Set task
Indicate only the number of lines in the listing below in which the word "liable" appears.

[Collection entries]
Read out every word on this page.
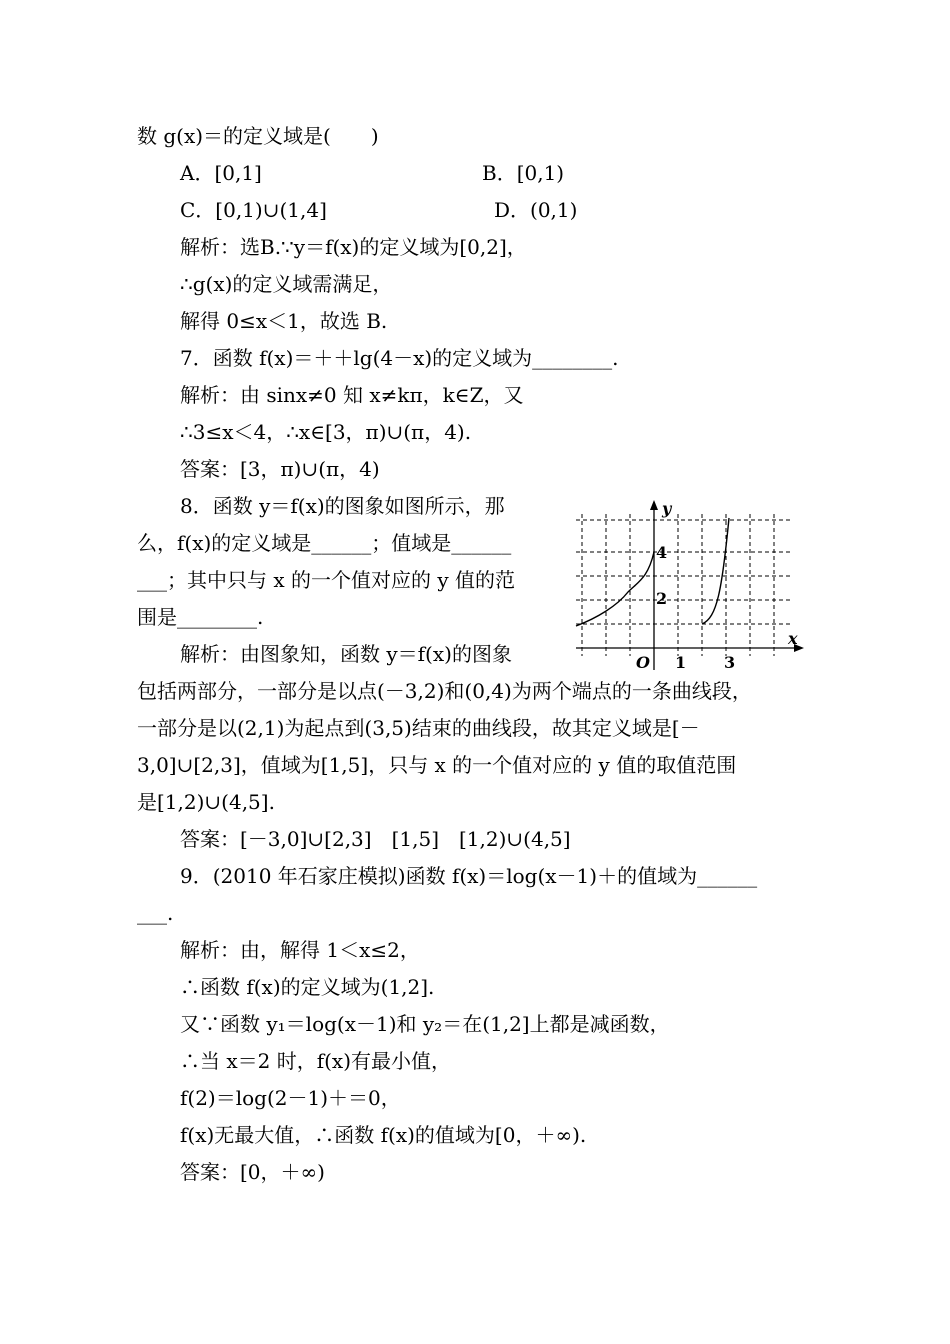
数 g(x)＝的定义域是(　　)
A．[0,1]	B．[0,1)
C．[0,1)∪(1,4]	D．(0,1)
解析：选B.∵y＝f(x)的定义域为[0,2]，
∴g(x)的定义域需满足，
解得 0≤x＜1，故选 B.
7．函数 f(x)＝＋＋lg(4－x)的定义域为________.
解析：由 sinx≠0 知 x≠kπ，k∈Z，又
∴3≤x＜4，∴x∈[3，π)∪(π，4).
答案：[3，π)∪(π，4)
8．函数 y＝f(x)的图象如图所示，那
么，f(x)的定义域是______；值域是______
___；其中只与 x 的一个值对应的 y 值的范
围是________.
解析：由图象知，函数 y＝f(x)的图象
包括两部分，一部分是以点(－3,2)和(0,4)为两个端点的一条曲线段，
一部分是以(2,1)为起点到(3,5)结束的曲线段，故其定义域是[－
3,0]∪[2,3]，值域为[1,5]，只与 x 的一个值对应的 y 值的取值范围
是[1,2)∪(4,5].
答案：[－3,0]∪[2,3]　[1,5]　[1,2)∪(4,5]
y
x
O 1 3
2
4
9．(2010 年石家庄模拟)函数 f(x)＝log(x－1)＋的值域为______
___.
解析：由，解得 1＜x≤2，
∴函数 f(x)的定义域为(1,2].
又∵函数 y₁＝log(x－1)和 y₂＝在(1,2]上都是减函数，
∴当 x＝2 时，f(x)有最小值，
f(2)＝log(2－1)＋＝0，
f(x)无最大值，∴函数 f(x)的值域为[0，＋∞).
答案：[0，＋∞)
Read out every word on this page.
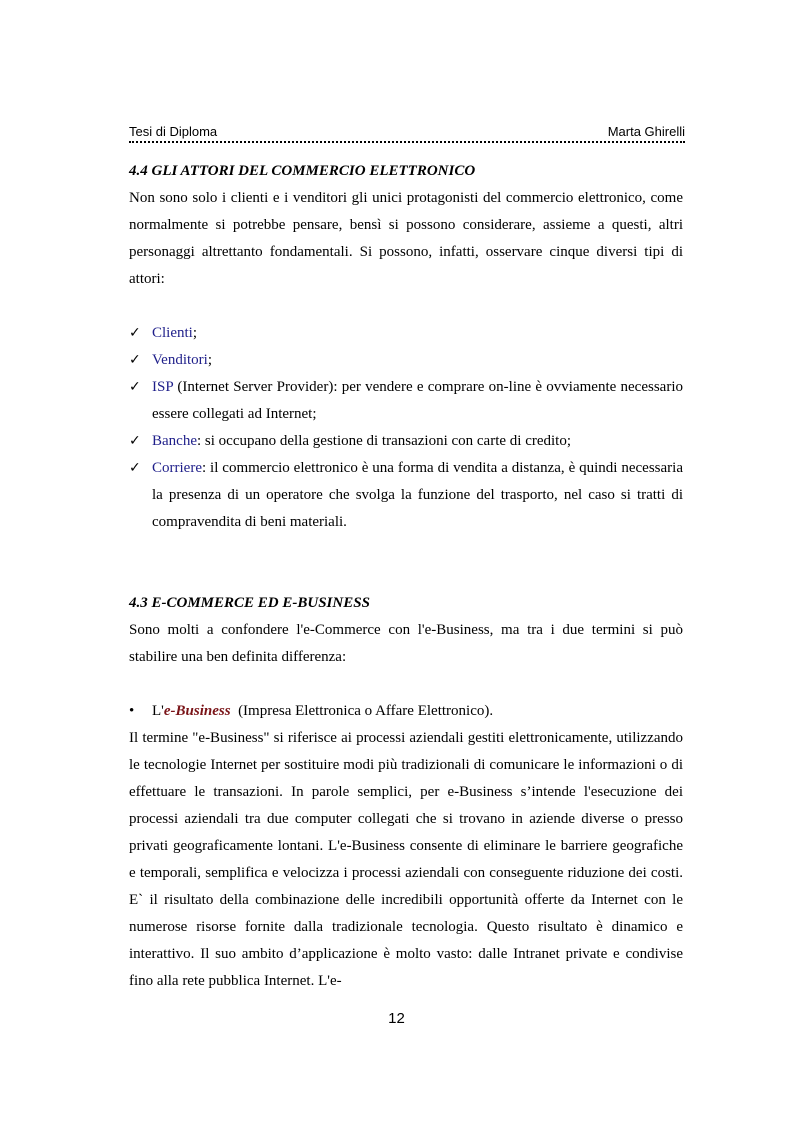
Tesi di Diploma	Marta Ghirelli

4.4 GLI ATTORI DEL COMMERCIO ELETTRONICO

Non sono solo i clienti e i venditori gli unici protagonisti del commercio elettronico, come normalmente si potrebbe pensare, bensì si possono considerare, assieme a questi, altri personaggi altrettanto fondamentali. Si possono, infatti, osservare cinque diversi tipi di attori:

✓ Clienti;
✓ Venditori;
✓ ISP (Internet Server Provider): per vendere e comprare on-line è ovviamente necessario essere collegati ad Internet;
✓ Banche: si occupano della gestione di transazioni con carte di credito;
✓ Corriere: il commercio elettronico è una forma di vendita a distanza, è quindi necessaria la presenza di un operatore che svolga la funzione del trasporto, nel caso si tratti di compravendita di beni materiali.

4.3 E-COMMERCE ED E-BUSINESS

Sono molti a confondere l'e-Commerce con l'e-Business, ma tra i due termini si può stabilire una ben definita differenza:

• L'e-Business  (Impresa Elettronica o Affare Elettronico).

Il termine "e-Business" si riferisce ai processi aziendali gestiti elettronicamente, utilizzando le tecnologie Internet per sostituire modi più tradizionali di comunicare le informazioni o di effettuare le transazioni. In parole semplici, per e-Business s’intende l'esecuzione dei processi aziendali tra due computer collegati che si trovano in aziende diverse o presso privati geograficamente lontani. L'e-Business consente di eliminare le barriere geografiche e temporali, semplifica e velocizza i processi aziendali con conseguente riduzione dei costi. E` il risultato della combinazione delle incredibili opportunità offerte da Internet con le numerose risorse fornite dalla tradizionale tecnologia. Questo risultato è dinamico e interattivo. Il suo ambito d’applicazione è molto vasto: dalle Intranet private e condivise fino alla rete pubblica Internet. L'e-

12
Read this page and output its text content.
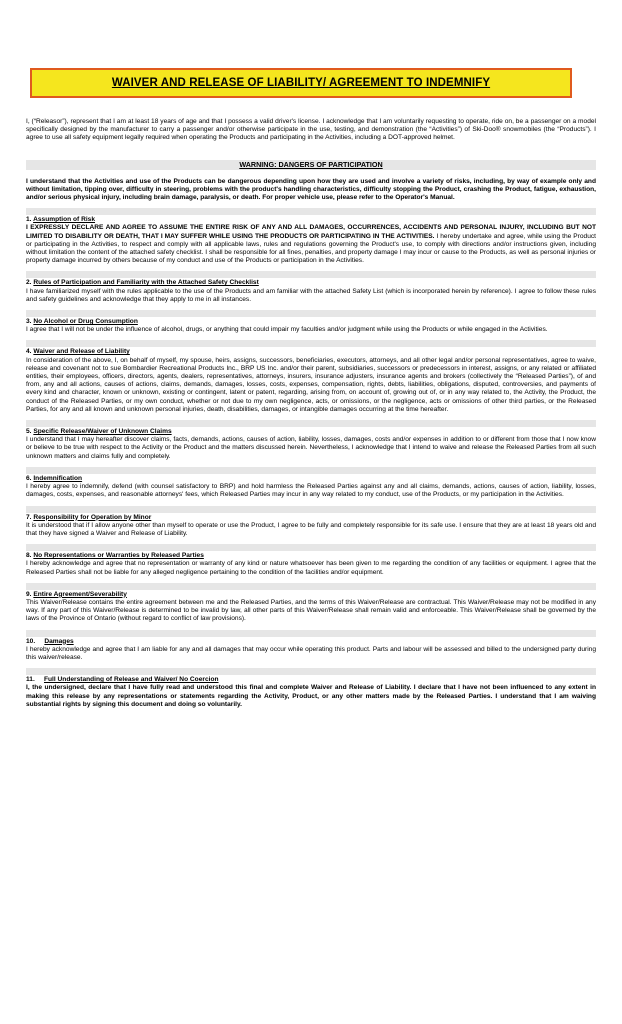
WAIVER AND RELEASE OF LIABILITY/ AGREEMENT TO INDEMNIFY
I, (“Releasor”), represent that I am at least 18 years of age and that I possess a valid driver's license. I acknowledge that I am voluntarily requesting to operate, ride on, be a passenger on a model specifically designed by the manufacturer to carry a passenger and/or otherwise participate in the use, testing, and demonstration (the “Activities”) of Ski-Doo® snowmobiles (the “Products”). I agree to use all safety equipment legally required when operating the Products and participating in the Activities, including a DOT-approved helmet.
WARNING: DANGERS OF PARTICIPATION
I understand that the Activities and use of the Products can be dangerous depending upon how they are used and involve a variety of risks, including, by way of example only and without limitation, tipping over, difficulty in steering, problems with the product's handling characteristics, difficulty stopping the Product, crashing the Product, fatigue, exhaustion, and/or serious physical injury, including brain damage, paralysis, or death. For proper vehicle use, please refer to the Operator's Manual.
1. Assumption of Risk
I EXPRESSLY DECLARE AND AGREE TO ASSUME THE ENTIRE RISK OF ANY AND ALL DAMAGES, OCCURRENCES, ACCIDENTS AND PERSONAL INJURY, INCLUDING BUT NOT LIMITED TO DISABILITY OR DEATH, THAT I MAY SUFFER WHILE USING THE PRODUCTS OR PARTICIPATING IN THE ACTIVITIES. I hereby undertake and agree, while using the Product or participating in the Activities, to respect and comply with all applicable laws, rules and regulations governing the Product's use, to comply with directions and/or instructions given, including without limitation the content of the attached safety checklist. I shall be responsible for all fines, penalties, and property damage I may incur or cause to the Products, as well as personal injuries or property damage incurred by others because of my conduct and use of the Products or participation in the Activities.
2. Rules of Participation and Familiarity with the Attached Safety Checklist
I have familiarized myself with the rules applicable to the use of the Products and am familiar with the attached Safety List (which is incorporated herein by reference). I agree to follow these rules and safety guidelines and acknowledge that they apply to me in all instances.
3. No Alcohol or Drug Consumption
I agree that I will not be under the influence of alcohol, drugs, or anything that could impair my faculties and/or judgment while using the Products or while engaged in the Activities.
4. Waiver and Release of Liability
In consideration of the above, I, on behalf of myself, my spouse, heirs, assigns, successors, beneficiaries, executors, attorneys, and all other legal and/or personal representatives, agree to waive, release and covenant not to sue Bombardier Recreational Products Inc., BRP US Inc. and/or their parent, subsidiaries, successors or predecessors in interest, assigns, or any related or affiliated entities, their employees, officers, directors, agents, dealers, representatives, attorneys, insurers, insurance adjusters, insurance agents and brokers (collectively the “Released Parties”), of and from, any and all actions, causes of actions, claims, demands, damages, losses, costs, expenses, compensation, rights, debts, liabilities, obligations, disputed, controversies, and payments of every kind and character, known or unknown, existing or contingent, latent or patent, regarding, arising from, on account of, growing out of, or in any way related to, the Activity, the Product, the conduct of the Released Parties, or my own conduct, whether or not due to my own negligence, acts, or omissions, or the negligence, acts or omissions of other third parties, or the Released Parties, for any and all known and unknown personal injuries, death, disabilities, damages, or intangible damages occurring at the time hereafter.
5. Specific Release/Waiver of Unknown Claims
I understand that I may hereafter discover claims, facts, demands, actions, causes of action, liability, losses, damages, costs and/or expenses in addition to or different from those that I now know or believe to be true with respect to the Activity or the Product and the matters discussed herein. Nevertheless, I acknowledge that I intend to waive and release the Released Parties from all such unknown matters and claims fully and completely.
6. Indemnification
I hereby agree to indemnify, defend (with counsel satisfactory to BRP) and hold harmless the Released Parties against any and all claims, demands, actions, causes of action, liability, losses, damages, costs, expenses, and reasonable attorneys' fees, which Released Parties may incur in any way related to my conduct, use of the Products, or my participation in the Activities.
7. Responsibility for Operation by Minor
It is understood that if I allow anyone other than myself to operate or use the Product, I agree to be fully and completely responsible for its safe use. I ensure that they are at least 18 years old and that they have signed a Waiver and Release of Liability.
8. No Representations or Warranties by Released Parties
I hereby acknowledge and agree that no representation or warranty of any kind or nature whatsoever has been given to me regarding the condition of any facilities or equipment. I agree that the Released Parties shall not be liable for any alleged negligence pertaining to the condition of the facilities and/or equipment.
9. Entire Agreement/Severability
This Waiver/Release contains the entire agreement between me and the Released Parties, and the terms of this Waiver/Release are contractual. This Waiver/Release may not be modified in any way. If any part of this Waiver/Release is determined to be invalid by law, all other parts of this Waiver/Release shall remain valid and enforceable. This Waiver/Release shall be governed by the laws of the Province of Ontario (without regard to conflict of law provisions).
10. Damages
I hereby acknowledge and agree that I am liable for any and all damages that may occur while operating this product. Parts and labour will be assessed and billed to the undersigned party during this waiver/release.
11. Full Understanding of Release and Waiver/ No Coercion
I, the undersigned, declare that I have fully read and understood this final and complete Waiver and Release of Liability. I declare that I have not been influenced to any extent in making this release by any representations or statements regarding the Activity, Product, or any other matters made by the Released Parties. I understand that I am waiving substantial rights by signing this document and doing so voluntarily.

Completed task
2